### Given request
Search the listing below for the string "viajó" and show each line that contains it.

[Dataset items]
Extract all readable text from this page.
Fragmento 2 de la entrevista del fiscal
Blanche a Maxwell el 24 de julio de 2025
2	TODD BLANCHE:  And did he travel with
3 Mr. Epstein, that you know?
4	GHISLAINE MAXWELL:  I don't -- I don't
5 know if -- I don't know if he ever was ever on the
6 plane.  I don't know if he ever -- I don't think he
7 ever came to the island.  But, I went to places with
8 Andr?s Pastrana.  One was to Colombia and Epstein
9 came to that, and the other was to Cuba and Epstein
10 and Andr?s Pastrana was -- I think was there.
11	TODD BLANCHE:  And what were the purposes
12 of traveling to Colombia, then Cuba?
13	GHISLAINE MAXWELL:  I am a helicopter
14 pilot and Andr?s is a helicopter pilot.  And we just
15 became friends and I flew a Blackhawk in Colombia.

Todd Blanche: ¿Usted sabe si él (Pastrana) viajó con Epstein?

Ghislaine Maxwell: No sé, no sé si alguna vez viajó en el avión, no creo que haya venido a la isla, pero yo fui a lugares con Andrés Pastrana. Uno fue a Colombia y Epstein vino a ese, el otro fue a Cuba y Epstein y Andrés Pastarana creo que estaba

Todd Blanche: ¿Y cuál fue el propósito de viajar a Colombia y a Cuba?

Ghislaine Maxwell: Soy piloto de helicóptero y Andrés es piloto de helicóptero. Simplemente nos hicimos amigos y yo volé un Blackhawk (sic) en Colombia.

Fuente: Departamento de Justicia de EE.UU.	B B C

### Worked answer
Todd Blanche: ¿Usted sabe si él (Pastrana) viajó con Epstein?
Ghislaine Maxwell: No sé, no sé si alguna vez viajó en el avión, no creo que haya venido a la isla, pero yo fui a lugares con Andrés Pastrana. Uno fue a Colombia y Epstein vino a ese, el otro fue a Cuba y Epstein y Andrés Pastarana creo que estaba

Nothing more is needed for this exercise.